++++ MATERIAL PROVIDED

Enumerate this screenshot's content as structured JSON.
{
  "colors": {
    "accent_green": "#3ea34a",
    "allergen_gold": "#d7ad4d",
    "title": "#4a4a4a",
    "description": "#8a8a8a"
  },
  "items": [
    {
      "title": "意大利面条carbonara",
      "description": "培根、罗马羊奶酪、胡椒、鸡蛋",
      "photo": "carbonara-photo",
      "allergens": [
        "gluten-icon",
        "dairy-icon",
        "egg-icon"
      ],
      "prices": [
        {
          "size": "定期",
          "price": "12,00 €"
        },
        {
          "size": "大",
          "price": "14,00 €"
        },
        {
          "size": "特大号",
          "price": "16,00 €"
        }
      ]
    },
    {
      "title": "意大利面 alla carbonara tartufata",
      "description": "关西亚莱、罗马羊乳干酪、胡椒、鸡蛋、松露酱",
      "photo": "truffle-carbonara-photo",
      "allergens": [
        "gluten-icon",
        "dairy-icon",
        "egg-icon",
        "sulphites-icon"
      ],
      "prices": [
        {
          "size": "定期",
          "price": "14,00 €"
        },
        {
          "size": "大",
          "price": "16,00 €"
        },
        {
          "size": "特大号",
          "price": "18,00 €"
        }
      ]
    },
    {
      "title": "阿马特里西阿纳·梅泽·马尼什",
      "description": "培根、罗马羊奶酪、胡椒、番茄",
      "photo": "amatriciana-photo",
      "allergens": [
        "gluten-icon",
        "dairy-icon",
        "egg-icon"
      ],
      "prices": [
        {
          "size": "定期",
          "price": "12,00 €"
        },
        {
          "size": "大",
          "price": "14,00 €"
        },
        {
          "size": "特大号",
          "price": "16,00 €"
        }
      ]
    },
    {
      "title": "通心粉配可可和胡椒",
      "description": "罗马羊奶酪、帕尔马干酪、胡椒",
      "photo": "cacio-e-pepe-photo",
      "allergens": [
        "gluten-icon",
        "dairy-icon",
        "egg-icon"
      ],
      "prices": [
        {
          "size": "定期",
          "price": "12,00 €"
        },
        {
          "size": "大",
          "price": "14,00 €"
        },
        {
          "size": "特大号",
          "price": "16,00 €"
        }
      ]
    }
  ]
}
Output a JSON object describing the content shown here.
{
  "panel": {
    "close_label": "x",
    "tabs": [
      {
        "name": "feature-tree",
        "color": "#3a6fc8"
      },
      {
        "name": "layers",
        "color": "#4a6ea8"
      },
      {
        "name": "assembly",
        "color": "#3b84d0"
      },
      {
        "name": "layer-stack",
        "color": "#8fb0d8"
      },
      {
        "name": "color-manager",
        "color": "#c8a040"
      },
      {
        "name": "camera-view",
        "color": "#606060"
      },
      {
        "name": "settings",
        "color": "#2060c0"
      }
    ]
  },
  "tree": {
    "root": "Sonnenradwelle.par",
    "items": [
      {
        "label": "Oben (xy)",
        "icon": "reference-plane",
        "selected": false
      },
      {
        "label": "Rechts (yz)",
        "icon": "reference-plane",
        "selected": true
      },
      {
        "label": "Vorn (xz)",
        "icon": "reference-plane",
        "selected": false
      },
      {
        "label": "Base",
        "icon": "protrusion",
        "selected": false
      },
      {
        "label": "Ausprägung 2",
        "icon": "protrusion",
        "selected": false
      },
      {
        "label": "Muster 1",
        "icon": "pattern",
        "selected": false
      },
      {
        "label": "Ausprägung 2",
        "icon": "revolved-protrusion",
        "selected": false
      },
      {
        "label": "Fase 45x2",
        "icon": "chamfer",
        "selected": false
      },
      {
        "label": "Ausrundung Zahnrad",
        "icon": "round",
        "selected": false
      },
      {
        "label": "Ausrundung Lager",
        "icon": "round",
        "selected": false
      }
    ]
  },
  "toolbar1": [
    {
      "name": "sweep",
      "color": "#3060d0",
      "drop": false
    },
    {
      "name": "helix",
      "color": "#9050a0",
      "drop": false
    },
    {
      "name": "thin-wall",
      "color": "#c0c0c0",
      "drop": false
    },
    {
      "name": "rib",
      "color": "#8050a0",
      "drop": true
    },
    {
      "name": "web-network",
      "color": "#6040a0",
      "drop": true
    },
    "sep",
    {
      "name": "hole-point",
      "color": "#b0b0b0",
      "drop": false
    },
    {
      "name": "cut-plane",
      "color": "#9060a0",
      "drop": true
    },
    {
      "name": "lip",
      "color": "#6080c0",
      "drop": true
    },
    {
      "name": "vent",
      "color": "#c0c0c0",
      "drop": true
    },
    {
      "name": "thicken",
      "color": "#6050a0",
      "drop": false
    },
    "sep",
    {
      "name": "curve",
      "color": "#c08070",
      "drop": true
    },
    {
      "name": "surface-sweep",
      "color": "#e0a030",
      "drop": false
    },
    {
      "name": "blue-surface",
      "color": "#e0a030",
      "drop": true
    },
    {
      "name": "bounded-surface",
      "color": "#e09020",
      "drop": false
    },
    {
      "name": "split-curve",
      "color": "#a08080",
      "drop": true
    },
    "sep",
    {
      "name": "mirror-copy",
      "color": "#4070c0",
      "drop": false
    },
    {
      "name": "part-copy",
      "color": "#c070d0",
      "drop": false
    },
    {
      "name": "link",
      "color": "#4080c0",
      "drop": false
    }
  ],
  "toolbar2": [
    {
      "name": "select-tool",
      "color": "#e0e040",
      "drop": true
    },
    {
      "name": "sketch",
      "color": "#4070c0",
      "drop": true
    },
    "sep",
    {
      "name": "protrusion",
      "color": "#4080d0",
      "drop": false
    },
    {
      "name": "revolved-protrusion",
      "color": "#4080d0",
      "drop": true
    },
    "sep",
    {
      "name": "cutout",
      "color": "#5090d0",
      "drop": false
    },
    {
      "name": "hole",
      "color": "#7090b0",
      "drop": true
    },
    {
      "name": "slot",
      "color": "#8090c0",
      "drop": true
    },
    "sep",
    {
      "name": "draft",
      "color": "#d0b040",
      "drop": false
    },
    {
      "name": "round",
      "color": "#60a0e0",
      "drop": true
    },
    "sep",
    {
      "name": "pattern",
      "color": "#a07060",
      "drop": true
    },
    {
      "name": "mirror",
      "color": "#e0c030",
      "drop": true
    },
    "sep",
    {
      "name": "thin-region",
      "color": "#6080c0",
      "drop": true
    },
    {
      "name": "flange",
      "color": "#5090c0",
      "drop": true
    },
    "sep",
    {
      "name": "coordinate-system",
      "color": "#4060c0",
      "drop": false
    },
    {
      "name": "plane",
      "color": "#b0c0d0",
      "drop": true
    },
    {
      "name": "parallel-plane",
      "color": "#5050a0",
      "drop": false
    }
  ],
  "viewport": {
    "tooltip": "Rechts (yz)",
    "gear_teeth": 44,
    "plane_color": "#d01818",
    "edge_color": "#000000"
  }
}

++++++++

» **SET TASK**: Look through the entries and return every line where "protrusion" appears.

» **TASK RESPONSE**:
        "icon": "protrusion",
        "icon": "protrusion",
        "icon": "revolved-protrusion",
      "name": "protrusion",
      "name": "revolved-protrusion",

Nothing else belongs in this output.